> [Text]
Fitness for Service (FFS) assessments are crucial for ensuring the safety and efficiency of aging industrial infrastructure. This blog post delves into the essence of FFS, focusing on how these evaluations help maintain the integrity of assets with material loss defects.

4 October '24

corroded pipeline leaking

Fitness for Service (FFS) is not just a technical term; it’s a lifeline for the industrial world, particularly in sectors where aging infrastructure poses significant risks. Imagine a bustling oil rig or a sprawling pipeline system where every inch of metal and weld is constantly scrutinized. These assets are the veins of our economy, and ensuring their integrity is crucial for safety and efficiency.

In this blog post, we will embark on a journey to understand the essence of FFS assessments, focusing particularly on pipelines that exhibit defects that result in material loss. 

What is Fitness for Service? 

At its core, Fitness for Service is a quantitative engineering method designed to evaluate the condition of in-service industrial assets—think pipelines, pressure vessels, and storage tanks. The goal? To determine if these critical components can continue to perform their intended functions safely and effectively.

This process involves meticulously assessing several factors: design specifications, material properties, operating conditions, and any existing flaws or damage. This comprehensive analysis adheres to established industry standards such as API 579-1/ASME FFS-1, BS 7910, DNV RP-F101, and ASME B31G, which outline methodologies for evaluating component fitness throughout their lifecycle. 

The Benefits of Fitness for Service Assessments  

The advantages of conducting FFS assessments are manifold: 

  1. Extended Asset Life: By identifying the current condition of equipment, organizations can make informed decisions that prolong the operational life of their assets. 
  1. Cost Savings: Accurate assessments minimize unnecessary repairs and replacements, leading to significant savings in maintenance costs. 
  1. Enhanced Safety: Regular evaluations ensure equipment operates safely, reducing the risk of failures that could endanger personnel and the environment. 
  1. Improved Reliability: Maintaining mechanical integrity ensures that critical systems function reliably, which is essential for operational efficiency.

> [Stored rows]
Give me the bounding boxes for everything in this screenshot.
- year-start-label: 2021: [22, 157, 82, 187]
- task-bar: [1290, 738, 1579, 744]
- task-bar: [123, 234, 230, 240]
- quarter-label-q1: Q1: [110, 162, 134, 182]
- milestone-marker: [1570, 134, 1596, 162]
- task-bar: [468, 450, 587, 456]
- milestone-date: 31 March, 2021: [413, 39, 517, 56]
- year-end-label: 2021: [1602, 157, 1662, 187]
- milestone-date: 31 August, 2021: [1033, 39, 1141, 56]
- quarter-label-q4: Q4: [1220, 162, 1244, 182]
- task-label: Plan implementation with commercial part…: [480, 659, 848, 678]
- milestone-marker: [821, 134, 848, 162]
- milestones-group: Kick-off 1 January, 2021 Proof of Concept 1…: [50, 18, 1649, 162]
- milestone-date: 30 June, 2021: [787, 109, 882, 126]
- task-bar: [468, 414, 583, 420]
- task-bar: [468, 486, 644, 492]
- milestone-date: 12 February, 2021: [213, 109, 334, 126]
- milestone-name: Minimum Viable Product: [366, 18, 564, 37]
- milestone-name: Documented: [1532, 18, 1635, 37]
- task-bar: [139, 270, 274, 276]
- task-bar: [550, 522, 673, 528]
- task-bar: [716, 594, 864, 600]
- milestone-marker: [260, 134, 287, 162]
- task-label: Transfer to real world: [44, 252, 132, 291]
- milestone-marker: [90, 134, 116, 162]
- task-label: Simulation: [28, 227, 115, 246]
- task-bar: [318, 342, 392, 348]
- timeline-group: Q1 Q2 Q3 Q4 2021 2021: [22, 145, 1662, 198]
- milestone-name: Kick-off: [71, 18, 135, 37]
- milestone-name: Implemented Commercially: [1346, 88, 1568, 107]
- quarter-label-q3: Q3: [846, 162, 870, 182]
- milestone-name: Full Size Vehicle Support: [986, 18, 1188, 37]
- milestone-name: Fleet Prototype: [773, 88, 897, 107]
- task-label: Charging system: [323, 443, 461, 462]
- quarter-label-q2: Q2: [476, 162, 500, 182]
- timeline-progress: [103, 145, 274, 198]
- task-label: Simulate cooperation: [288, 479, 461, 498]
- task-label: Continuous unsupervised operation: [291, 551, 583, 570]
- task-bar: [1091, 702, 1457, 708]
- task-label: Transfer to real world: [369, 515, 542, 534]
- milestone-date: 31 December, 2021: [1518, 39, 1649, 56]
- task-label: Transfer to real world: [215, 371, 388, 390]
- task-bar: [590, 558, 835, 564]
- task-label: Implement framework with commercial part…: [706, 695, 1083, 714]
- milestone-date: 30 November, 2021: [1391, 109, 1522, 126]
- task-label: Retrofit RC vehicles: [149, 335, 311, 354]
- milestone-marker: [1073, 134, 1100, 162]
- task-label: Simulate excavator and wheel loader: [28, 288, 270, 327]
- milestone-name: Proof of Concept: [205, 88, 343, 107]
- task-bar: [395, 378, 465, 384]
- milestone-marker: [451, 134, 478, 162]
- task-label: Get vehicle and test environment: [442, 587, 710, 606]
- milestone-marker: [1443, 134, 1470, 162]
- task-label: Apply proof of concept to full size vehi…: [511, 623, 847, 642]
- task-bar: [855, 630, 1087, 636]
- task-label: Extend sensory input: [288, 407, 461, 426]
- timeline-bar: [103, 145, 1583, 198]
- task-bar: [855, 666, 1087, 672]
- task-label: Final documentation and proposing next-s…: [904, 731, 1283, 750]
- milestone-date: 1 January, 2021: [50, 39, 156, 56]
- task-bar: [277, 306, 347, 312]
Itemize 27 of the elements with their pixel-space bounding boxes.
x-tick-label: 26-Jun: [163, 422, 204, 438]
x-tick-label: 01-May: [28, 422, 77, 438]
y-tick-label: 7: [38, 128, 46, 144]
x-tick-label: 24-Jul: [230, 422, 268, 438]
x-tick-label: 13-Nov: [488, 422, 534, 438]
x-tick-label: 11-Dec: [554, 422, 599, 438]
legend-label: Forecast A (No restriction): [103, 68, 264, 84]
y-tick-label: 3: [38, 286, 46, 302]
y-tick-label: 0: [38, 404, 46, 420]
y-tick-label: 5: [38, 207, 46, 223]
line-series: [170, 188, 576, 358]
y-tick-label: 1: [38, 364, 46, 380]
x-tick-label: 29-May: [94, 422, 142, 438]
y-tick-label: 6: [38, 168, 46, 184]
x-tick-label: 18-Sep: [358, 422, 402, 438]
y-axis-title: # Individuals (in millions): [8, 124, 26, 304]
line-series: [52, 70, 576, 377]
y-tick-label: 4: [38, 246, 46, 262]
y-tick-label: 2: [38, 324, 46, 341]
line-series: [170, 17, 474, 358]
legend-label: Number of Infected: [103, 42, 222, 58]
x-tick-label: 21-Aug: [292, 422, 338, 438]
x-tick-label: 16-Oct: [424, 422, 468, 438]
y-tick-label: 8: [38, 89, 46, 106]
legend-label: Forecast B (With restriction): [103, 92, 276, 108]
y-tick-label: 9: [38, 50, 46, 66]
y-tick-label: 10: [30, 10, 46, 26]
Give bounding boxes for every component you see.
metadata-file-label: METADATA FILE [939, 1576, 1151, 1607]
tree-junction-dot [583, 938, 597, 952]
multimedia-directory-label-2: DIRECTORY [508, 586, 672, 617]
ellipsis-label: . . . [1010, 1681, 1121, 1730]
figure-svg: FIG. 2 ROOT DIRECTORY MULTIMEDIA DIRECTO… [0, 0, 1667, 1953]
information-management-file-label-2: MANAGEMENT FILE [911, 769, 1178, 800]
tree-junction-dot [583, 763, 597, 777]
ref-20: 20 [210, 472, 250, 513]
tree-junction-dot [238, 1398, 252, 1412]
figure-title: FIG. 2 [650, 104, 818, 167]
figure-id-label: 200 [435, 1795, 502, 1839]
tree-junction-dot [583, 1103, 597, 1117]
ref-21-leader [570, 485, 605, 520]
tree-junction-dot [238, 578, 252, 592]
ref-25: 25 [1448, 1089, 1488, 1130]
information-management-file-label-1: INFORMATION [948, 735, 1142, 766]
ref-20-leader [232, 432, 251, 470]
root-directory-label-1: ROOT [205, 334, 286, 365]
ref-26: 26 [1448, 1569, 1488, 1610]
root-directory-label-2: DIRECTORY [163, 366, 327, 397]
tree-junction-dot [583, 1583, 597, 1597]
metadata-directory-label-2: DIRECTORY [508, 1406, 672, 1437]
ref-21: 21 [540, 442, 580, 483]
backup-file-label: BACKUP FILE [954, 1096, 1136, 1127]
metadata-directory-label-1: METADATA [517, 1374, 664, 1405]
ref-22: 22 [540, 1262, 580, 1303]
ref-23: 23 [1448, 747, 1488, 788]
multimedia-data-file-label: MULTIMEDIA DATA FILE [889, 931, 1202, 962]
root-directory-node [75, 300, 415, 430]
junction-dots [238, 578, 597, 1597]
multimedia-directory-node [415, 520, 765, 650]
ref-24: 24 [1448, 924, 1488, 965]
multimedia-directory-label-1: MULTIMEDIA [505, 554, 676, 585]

> [Required work]
Continue the text on Fitness for Service assessments from where it stops.

> [Response to the task]
  1. Optimized Maintenance Planning: Insights from FFS assessments inform maintenance schedules, preventing unplanned downtime. 
  1. Regulatory Compliance: Adhering to industry standards through FFS assessments reduces legal liabilities and enhances operational credibility. 

Informed Decision-Making: A structured framework for evaluating asset conditions enables better decisions regarding repairs or continued operation.  

Overview of FFS Assessment Levels   

The API 579-1/ASME FFS-1 standard outlines three levels of assessment: 

  • Level 1 Assessments (FFS1): These straightforward evaluations use methods like B31G and DNV RP-F101 to provide quick insights based on minimal data. While cost-effective, they may overlook critical variables. 
  • Level 2 Assessments (FFS2): More complex analyses come into play here, utilizing original signal data rather than just defect measurements. Level 2 assessments refine the analysis by considering additional parameters when Level 1 indicates potential issues. 
  • Level 3 Assessments (FFS3): Employing advanced techniques like Finite Element Analysis (FEA), this level offers comprehensive insights into asset conditions by accounting for complex interactions and stress distributions. 

The Purpose of FFS Assessment of Pipelines   

The primary aim of Fitness for Service assessments is straightforward yet vital: to evaluate whether a component with existing defects is still fit for continued service. For pipelines, this means ensuring that the Safe Working Pressure (PSW) exceeds the Maximum Allowable Operating Pressure (MAOP).

FFS also answers the question of how long it will remain fit for service. The evaluation also includes calculating corrosion tolerance and determining how much corrosion can occur without compromising structural integrity. This evaluation not only safeguards operations but also helps predict how much life remains in a pipeline. With that information and the help of Risk-Based Assessment, we can calculate the date of the next inspection

Calculating the Safe Working Pressure of a Pipeline

Safe Working Pressure (PSW) is a metric that defines the maximum pressure a pipeline can safely handle during normal operations. PSW must always exceed the Maximum Allowable Operating Pressure (MAOP), representing the highest pressure at which a pipeline can operate without risking failure or damage.   

Understanding Hoop Stress and Design Pressure

Now, let’s dive deeper into the mechanics. Picture the internal forces at play when fluids surge through the pipeline. This is where hoop stress comes into play—a silent guardian, wrapping around the pipe and counteracting its natural tendency to burst under pressure. 

Engineers study hoop stress to gauge how much internal pressure a pipe can withstand. It’s like assessing the strength of a bridge before allowing heavy traffic to cross. The formula behind this assessment is Barlow’s Equation, which helps engineers calculate hoop stress based on internal pressure, pipe diameter, and wall thickness.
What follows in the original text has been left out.